## Material:
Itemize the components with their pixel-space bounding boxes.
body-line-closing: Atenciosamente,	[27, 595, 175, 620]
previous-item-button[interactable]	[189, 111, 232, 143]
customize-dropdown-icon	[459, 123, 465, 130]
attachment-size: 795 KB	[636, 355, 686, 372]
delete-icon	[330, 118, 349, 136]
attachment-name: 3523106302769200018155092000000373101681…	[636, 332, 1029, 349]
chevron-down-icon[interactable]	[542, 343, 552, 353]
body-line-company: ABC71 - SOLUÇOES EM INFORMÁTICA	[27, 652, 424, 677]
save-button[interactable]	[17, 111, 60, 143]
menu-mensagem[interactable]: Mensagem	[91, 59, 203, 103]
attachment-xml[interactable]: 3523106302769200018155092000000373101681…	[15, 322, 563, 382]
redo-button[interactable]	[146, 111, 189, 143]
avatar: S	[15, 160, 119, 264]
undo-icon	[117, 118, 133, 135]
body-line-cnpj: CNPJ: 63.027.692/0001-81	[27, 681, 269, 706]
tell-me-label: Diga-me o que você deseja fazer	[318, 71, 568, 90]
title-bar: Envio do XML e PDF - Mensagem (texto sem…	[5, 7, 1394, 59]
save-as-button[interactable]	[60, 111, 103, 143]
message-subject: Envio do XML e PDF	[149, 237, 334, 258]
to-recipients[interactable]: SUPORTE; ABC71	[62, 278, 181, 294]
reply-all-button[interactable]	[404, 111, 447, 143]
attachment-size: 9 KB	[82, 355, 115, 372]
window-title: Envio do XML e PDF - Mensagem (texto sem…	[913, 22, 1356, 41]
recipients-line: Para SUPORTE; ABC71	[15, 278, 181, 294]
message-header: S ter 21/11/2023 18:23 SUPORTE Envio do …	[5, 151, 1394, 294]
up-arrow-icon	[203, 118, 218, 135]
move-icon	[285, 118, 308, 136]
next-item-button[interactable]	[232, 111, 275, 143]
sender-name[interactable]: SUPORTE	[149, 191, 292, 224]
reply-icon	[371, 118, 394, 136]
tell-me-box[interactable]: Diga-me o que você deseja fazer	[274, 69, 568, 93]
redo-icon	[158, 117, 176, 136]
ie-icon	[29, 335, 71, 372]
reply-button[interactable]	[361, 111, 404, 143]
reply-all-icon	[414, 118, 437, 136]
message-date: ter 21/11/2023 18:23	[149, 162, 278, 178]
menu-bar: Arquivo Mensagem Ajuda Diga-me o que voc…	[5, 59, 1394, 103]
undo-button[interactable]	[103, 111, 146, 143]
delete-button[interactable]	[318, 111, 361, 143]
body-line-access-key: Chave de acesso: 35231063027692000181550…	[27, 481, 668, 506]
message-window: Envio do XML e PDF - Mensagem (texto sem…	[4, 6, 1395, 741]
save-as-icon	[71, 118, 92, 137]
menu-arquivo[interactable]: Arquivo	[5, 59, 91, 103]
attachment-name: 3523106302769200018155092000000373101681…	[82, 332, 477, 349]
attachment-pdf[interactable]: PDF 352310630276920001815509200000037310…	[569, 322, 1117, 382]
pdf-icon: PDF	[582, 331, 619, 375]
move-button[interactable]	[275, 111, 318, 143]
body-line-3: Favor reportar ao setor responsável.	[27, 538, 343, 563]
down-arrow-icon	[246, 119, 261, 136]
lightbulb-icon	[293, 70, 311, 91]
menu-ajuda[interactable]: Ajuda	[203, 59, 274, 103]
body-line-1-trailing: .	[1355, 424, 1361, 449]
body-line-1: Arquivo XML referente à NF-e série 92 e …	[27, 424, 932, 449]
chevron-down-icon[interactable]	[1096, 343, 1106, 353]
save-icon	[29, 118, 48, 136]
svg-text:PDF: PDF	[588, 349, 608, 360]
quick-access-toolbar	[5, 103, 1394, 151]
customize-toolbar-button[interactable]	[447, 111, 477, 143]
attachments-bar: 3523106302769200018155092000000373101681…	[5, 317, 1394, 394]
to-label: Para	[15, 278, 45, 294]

## Exercise task:
Could you arrange the lines above as a Markdown table with a "No." column for the row number and a "Line" column for the line itself, leaving out any blank lines?

## Complete output:
| No. | Line |
|---|---|
| 1 | Itemize the components with their pixel-space bounding boxes. |
| 2 | body-line-closing: Atenciosamente,	[27, 595, 175, 620] |
| 3 | previous-item-button[interactable]	[189, 111, 232, 143] |
| 4 | customize-dropdown-icon	[459, 123, 465, 130] |
| 5 | attachment-size: 795 KB	[636, 355, 686, 372] |
| 6 | delete-icon	[330, 118, 349, 136] |
| 7 | attachment-name: 3523106302769200018155092000000373101681…	[636, 332, 1029, 349] |
| 8 | chevron-down-icon[interactable]	[542, 343, 552, 353] |
| 9 | body-line-company: ABC71 - SOLUÇOES EM INFORMÁTICA	[27, 652, 424, 677] |
| 10 | save-button[interactable]	[17, 111, 60, 143] |
| 11 | menu-mensagem[interactable]: Mensagem	[91, 59, 203, 103] |
| 12 | attachment-xml[interactable]: 3523106302769200018155092000000373101681…	[15, 322, 563, 382] |
| 13 | redo-button[interactable]	[146, 111, 189, 143] |
| 14 | avatar: S	[15, 160, 119, 264] |
| 15 | undo-icon	[117, 118, 133, 135] |
| 16 | body-line-cnpj: CNPJ: 63.027.692/0001-81	[27, 681, 269, 706] |
| 17 | tell-me-label: Diga-me o que você deseja fazer	[318, 71, 568, 90] |
| 18 | title-bar: Envio do XML e PDF - Mensagem (texto sem…	[5, 7, 1394, 59] |
| 19 | save-as-button[interactable]	[60, 111, 103, 143] |
| 20 | message-subject: Envio do XML e PDF	[149, 237, 334, 258] |
| 21 | to-recipients[interactable]: SUPORTE; ABC71	[62, 278, 181, 294] |
| 22 | reply-all-button[interactable]	[404, 111, 447, 143] |
| 23 | attachment-size: 9 KB	[82, 355, 115, 372] |
| 24 | window-title: Envio do XML e PDF - Mensagem (texto sem…	[913, 22, 1356, 41] |
| 25 | recipients-line: Para SUPORTE; ABC71	[15, 278, 181, 294] |
| 26 | message-header: S ter 21/11/2023 18:23 SUPORTE Envio do …	[5, 151, 1394, 294] |
| 27 | up-arrow-icon	[203, 118, 218, 135] |
| 28 | move-icon	[285, 118, 308, 136] |
| 29 | next-item-button[interactable]	[232, 111, 275, 143] |
| 30 | sender-name[interactable]: SUPORTE	[149, 191, 292, 224] |
| 31 | reply-icon	[371, 118, 394, 136] |
| 32 | tell-me-box[interactable]: Diga-me o que você deseja fazer	[274, 69, 568, 93] |
| 33 | redo-icon	[158, 117, 176, 136] |
| 34 | ie-icon	[29, 335, 71, 372] |
| 35 | reply-button[interactable]	[361, 111, 404, 143] |
| 36 | reply-all-icon	[414, 118, 437, 136] |
| 37 | message-date: ter 21/11/2023 18:23	[149, 162, 278, 178] |
| 38 | menu-bar: Arquivo Mensagem Ajuda Diga-me o que voc…	[5, 59, 1394, 103] |
| 39 | undo-button[interactable]	[103, 111, 146, 143] |
| 40 | delete-button[interactable]	[318, 111, 361, 143] |
| 41 | body-line-access-key: Chave de acesso: 35231063027692000181550…	[27, 481, 668, 506] |
| 42 | message-window: Envio do XML e PDF - Mensagem (texto sem…	[4, 6, 1395, 741] |
| 43 | save-as-icon	[71, 118, 92, 137] |
| 44 | menu-arquivo[interactable]: Arquivo	[5, 59, 91, 103] |
| 45 | attachment-name: 3523106302769200018155092000000373101681…	[82, 332, 477, 349] |
| 46 | attachment-pdf[interactable]: PDF 352310630276920001815509200000037310…	[569, 322, 1117, 382] |
| 47 | pdf-icon: PDF	[582, 331, 619, 375] |
| 48 | move-button[interactable]	[275, 111, 318, 143] |
| 49 | body-line-3: Favor reportar ao setor responsável.	[27, 538, 343, 563] |
| 50 | down-arrow-icon	[246, 119, 261, 136] |
| 51 | lightbulb-icon	[293, 70, 311, 91] |
| 52 | menu-ajuda[interactable]: Ajuda	[203, 59, 274, 103] |
| 53 | body-line-1-trailing: .	[1355, 424, 1361, 449] |
| 54 | body-line-1: Arquivo XML referente à NF-e série 92 e …	[27, 424, 932, 449] |
| 55 | chevron-down-icon[interactable]	[1096, 343, 1106, 353] |
| 56 | save-icon	[29, 118, 48, 136] |
| 57 | svg-text:PDF: PDF	[588, 349, 608, 360] |
| 58 | quick-access-toolbar	[5, 103, 1394, 151] |
| 59 | customize-toolbar-button[interactable]	[447, 111, 477, 143] |
| 60 | attachments-bar: 3523106302769200018155092000000373101681…	[5, 317, 1394, 394] |
| 61 | to-label: Para	[15, 278, 45, 294] |